Your instructions: Search the records for "remains" and copy each line that holds it.

++++ Information supplied ++++

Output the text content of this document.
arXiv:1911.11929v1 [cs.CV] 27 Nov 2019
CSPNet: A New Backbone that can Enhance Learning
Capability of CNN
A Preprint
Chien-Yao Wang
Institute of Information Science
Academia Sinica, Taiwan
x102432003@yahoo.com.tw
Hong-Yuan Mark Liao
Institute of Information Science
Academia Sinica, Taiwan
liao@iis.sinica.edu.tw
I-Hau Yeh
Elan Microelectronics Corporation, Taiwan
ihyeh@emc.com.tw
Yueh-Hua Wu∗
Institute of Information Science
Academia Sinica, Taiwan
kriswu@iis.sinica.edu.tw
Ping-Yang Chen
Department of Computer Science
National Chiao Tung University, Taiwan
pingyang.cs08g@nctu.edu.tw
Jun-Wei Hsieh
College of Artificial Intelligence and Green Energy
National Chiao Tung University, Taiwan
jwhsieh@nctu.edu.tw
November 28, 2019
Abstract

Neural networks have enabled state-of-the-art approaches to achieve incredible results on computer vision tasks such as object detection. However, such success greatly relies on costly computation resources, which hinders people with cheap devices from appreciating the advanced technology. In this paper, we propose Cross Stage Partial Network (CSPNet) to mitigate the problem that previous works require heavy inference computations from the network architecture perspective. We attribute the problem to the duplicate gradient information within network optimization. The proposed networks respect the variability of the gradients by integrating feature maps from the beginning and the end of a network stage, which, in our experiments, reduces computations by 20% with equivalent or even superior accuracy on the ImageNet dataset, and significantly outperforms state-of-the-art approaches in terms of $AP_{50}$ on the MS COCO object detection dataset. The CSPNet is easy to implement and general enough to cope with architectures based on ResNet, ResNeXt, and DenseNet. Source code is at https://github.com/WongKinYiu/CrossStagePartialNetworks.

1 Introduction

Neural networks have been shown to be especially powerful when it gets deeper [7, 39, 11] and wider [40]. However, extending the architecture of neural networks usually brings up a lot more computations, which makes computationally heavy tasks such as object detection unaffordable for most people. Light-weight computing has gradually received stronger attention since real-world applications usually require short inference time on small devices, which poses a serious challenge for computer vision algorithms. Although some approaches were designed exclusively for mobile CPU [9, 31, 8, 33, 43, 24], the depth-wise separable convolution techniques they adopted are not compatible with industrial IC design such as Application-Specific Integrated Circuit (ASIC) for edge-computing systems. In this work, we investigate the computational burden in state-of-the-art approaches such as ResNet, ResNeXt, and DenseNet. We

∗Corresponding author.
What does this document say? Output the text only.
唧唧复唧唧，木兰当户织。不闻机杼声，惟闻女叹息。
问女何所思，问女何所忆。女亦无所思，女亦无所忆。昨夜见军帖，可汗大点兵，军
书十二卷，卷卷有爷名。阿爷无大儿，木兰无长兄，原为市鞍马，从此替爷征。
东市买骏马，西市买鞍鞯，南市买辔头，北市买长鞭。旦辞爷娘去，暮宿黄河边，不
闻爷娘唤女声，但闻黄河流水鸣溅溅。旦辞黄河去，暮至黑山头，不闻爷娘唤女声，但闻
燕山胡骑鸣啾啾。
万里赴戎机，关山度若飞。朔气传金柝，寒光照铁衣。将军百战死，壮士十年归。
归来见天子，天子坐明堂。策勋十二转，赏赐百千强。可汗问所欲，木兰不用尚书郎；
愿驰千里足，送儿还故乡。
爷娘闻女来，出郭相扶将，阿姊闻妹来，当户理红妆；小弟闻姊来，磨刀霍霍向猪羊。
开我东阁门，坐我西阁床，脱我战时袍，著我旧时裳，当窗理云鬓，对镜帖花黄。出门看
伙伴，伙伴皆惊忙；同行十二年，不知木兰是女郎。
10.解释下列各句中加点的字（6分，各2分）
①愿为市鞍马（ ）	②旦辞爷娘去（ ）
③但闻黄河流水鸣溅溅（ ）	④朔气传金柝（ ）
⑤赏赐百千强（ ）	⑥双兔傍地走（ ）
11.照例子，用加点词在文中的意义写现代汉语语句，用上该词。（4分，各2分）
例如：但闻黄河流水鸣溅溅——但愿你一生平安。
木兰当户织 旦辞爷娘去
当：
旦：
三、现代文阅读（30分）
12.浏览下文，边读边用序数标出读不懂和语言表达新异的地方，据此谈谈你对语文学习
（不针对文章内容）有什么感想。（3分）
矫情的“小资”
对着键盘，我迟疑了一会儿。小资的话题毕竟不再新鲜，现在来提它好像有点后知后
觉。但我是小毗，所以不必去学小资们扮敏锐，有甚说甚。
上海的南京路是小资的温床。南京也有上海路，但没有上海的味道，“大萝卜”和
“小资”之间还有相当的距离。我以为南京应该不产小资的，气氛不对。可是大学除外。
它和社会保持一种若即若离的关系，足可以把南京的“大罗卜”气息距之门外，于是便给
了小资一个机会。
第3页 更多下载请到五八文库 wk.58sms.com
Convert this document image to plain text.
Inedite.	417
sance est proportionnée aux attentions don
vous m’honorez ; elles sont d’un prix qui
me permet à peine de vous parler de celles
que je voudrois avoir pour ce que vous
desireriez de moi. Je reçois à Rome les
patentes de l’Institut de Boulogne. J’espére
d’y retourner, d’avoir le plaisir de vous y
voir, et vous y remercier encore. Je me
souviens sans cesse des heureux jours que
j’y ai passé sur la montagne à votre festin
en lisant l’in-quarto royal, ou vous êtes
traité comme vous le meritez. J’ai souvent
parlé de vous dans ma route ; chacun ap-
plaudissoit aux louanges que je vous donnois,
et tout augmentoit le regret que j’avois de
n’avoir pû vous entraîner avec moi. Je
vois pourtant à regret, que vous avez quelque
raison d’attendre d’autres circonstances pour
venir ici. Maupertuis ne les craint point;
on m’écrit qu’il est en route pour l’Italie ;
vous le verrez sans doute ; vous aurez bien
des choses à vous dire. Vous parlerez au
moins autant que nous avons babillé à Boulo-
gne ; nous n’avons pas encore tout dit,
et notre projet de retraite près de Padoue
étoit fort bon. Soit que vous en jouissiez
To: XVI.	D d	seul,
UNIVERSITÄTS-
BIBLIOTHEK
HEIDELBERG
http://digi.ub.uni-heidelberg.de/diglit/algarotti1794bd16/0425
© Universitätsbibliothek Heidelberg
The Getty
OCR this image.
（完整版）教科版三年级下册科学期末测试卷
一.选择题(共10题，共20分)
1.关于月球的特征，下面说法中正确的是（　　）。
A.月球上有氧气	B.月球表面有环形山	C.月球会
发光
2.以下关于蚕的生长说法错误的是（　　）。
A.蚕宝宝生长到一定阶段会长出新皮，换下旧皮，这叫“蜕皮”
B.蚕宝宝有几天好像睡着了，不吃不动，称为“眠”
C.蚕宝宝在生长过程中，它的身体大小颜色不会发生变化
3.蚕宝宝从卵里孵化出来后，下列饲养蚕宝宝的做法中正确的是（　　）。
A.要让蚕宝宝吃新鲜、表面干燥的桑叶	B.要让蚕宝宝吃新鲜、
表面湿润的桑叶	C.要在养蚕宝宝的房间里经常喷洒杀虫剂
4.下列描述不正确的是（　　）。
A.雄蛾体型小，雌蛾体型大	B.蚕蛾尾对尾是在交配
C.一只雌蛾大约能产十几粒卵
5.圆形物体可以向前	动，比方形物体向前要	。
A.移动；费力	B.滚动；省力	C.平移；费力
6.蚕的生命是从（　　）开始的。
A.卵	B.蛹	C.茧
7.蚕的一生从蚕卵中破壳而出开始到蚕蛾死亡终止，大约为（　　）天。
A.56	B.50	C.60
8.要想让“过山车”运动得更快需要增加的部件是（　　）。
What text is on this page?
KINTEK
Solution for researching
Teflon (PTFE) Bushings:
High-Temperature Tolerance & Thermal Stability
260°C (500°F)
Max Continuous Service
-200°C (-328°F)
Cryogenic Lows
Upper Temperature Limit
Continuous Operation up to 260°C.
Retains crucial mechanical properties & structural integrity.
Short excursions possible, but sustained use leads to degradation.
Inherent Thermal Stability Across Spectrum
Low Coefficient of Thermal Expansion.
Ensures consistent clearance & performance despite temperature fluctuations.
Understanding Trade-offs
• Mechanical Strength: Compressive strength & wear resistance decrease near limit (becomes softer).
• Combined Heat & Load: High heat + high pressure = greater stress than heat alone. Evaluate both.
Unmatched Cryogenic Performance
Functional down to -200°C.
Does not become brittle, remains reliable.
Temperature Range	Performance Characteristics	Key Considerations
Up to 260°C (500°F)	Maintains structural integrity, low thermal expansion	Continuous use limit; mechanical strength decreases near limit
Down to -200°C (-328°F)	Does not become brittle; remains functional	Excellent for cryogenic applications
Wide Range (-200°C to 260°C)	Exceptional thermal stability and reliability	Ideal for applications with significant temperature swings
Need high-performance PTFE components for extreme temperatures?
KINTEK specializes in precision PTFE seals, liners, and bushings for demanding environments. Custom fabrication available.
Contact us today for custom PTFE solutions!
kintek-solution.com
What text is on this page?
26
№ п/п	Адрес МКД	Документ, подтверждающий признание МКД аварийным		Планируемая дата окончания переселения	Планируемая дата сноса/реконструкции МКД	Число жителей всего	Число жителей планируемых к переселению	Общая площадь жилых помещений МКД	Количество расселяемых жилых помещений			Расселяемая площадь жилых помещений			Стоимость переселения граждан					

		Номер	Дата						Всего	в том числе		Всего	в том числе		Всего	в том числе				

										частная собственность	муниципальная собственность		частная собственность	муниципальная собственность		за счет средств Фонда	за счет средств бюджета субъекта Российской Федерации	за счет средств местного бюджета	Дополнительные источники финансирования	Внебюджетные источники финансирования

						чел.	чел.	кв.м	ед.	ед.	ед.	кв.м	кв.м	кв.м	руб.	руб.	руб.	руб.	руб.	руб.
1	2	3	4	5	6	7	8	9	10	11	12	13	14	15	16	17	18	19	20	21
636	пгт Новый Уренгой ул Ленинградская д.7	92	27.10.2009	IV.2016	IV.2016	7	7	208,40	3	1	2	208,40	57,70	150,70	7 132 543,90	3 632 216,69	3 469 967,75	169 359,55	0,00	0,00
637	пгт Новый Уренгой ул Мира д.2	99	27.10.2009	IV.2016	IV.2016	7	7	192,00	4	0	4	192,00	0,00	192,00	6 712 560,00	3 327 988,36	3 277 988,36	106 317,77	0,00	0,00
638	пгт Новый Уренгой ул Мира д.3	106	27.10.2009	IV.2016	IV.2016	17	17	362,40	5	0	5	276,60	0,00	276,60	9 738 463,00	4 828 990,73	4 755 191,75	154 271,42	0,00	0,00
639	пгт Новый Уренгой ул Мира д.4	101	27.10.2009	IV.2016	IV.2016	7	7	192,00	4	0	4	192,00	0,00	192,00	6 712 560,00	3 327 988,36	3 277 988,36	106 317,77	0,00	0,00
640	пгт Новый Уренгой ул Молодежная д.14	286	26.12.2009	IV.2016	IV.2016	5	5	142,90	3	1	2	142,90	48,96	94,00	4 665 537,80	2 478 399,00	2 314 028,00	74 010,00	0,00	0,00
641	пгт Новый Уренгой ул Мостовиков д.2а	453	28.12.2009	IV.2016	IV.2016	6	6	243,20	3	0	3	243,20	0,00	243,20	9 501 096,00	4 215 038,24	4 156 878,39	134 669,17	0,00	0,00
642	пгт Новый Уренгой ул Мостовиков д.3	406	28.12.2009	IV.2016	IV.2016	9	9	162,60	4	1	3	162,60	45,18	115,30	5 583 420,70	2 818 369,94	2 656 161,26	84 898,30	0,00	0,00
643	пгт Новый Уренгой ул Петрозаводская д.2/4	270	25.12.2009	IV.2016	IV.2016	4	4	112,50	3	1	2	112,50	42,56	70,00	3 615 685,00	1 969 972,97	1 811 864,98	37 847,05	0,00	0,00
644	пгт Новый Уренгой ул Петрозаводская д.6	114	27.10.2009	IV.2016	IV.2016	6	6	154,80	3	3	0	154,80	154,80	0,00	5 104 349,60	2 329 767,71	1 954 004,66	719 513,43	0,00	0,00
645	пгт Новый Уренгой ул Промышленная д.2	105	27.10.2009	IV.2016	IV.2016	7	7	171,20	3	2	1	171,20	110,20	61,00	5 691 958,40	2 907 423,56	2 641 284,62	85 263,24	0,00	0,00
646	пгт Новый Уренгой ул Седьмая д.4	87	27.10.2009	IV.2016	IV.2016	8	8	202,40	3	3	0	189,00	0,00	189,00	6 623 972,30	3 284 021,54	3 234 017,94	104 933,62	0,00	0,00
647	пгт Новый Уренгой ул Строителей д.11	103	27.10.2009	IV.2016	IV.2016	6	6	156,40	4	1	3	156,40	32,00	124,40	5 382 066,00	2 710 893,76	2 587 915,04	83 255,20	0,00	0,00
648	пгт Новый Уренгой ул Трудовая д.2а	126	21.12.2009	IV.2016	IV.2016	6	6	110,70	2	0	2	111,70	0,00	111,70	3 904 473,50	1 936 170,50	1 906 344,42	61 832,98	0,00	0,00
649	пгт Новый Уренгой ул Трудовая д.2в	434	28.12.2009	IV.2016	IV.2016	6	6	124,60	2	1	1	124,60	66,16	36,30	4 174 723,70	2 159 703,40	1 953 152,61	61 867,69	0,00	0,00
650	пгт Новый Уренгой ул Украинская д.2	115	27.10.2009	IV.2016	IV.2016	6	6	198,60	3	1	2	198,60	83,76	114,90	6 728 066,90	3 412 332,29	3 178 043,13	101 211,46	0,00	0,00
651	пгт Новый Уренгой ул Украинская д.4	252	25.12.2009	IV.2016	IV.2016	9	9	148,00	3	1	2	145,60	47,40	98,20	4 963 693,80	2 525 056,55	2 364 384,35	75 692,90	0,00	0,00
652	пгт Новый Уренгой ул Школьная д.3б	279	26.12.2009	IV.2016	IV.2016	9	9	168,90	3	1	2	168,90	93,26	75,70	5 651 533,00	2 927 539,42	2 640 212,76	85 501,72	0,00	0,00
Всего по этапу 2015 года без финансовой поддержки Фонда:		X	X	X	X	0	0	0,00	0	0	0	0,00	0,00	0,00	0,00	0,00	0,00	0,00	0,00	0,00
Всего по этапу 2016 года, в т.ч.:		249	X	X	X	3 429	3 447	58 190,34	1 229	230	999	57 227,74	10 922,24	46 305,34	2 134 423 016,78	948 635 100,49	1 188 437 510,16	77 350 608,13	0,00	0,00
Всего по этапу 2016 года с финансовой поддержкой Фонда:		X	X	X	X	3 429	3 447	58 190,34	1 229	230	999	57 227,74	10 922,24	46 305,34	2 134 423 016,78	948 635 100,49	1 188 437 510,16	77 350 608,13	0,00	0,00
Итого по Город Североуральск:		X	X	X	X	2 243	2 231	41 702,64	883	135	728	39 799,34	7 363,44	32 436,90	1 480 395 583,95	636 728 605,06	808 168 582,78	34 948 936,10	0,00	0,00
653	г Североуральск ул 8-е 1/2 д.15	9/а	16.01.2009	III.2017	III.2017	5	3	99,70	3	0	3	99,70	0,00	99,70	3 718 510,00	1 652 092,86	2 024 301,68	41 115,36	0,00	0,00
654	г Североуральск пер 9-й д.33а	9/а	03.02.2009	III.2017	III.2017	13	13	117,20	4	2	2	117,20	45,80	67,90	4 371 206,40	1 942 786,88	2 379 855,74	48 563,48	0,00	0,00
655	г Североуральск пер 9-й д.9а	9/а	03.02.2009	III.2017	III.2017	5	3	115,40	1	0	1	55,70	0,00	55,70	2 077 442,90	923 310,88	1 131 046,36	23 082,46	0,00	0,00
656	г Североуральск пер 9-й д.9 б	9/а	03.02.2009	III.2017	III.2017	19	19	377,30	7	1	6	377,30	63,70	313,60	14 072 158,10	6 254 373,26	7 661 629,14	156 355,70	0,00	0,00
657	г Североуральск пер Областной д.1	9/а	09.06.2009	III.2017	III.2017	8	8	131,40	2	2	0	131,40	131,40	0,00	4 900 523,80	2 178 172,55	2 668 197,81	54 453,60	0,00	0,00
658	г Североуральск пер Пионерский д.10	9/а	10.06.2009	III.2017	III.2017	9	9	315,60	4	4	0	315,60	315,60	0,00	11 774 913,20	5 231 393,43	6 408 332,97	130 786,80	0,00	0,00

++++

Full solution:
Does not become brittle, remains reliable.
Down to -200°C (-328°F)	Does not become brittle; remains functional	Excellent for cryogenic applications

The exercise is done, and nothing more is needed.